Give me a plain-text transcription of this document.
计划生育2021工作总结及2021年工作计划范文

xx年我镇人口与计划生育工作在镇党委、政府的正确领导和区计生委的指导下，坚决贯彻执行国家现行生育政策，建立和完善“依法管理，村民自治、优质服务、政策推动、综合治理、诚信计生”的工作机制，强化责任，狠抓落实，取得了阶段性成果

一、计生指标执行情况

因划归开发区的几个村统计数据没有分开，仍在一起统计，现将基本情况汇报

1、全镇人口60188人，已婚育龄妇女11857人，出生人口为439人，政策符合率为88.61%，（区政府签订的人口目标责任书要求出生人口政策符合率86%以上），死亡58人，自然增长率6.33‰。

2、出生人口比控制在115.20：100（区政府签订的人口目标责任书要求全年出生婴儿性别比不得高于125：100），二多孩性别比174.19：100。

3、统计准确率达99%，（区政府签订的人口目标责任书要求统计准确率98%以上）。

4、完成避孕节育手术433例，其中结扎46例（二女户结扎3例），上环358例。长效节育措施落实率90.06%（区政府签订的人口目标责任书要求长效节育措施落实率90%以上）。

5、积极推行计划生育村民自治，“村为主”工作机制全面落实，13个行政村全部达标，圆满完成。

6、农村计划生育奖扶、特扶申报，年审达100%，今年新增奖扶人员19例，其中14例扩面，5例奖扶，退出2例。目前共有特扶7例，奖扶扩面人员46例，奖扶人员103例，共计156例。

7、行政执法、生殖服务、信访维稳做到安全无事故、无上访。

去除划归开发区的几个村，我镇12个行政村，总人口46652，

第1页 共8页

_ _ _ _ _

TO BE DONE: Write out all of the records above exactly as they appear.

ANSWER TO THIS EXERCISE:
Give me a plain-text transcription of this document.
计划生育2021工作总结及2021年工作计划范文

xx年我镇人口与计划生育工作在镇党委、政府的正确领导和区计生委的指导下，坚决贯彻执行国家现行生育政策，建立和完善“依法管理，村民自治、优质服务、政策推动、综合治理、诚信计生”的工作机制，强化责任，狠抓落实，取得了阶段性成果

一、计生指标执行情况

因划归开发区的几个村统计数据没有分开，仍在一起统计，现将基本情况汇报

1、全镇人口60188人，已婚育龄妇女11857人，出生人口为439人，政策符合率为88.61%，（区政府签订的人口目标责任书要求出生人口政策符合率86%以上），死亡58人，自然增长率6.33‰。

2、出生人口比控制在115.20：100（区政府签订的人口目标责任书要求全年出生婴儿性别比不得高于125：100），二多孩性别比174.19：100。

3、统计准确率达99%，（区政府签订的人口目标责任书要求统计准确率98%以上）。

4、完成避孕节育手术433例，其中结扎46例（二女户结扎3例），上环358例。长效节育措施落实率90.06%（区政府签订的人口目标责任书要求长效节育措施落实率90%以上）。

5、积极推行计划生育村民自治，“村为主”工作机制全面落实，13个行政村全部达标，圆满完成。

6、农村计划生育奖扶、特扶申报，年审达100%，今年新增奖扶人员19例，其中14例扩面，5例奖扶，退出2例。目前共有特扶7例，奖扶扩面人员46例，奖扶人员103例，共计156例。

7、行政执法、生殖服务、信访维稳做到安全无事故、无上访。

去除划归开发区的几个村，我镇12个行政村，总人口46652，

第1页 共8页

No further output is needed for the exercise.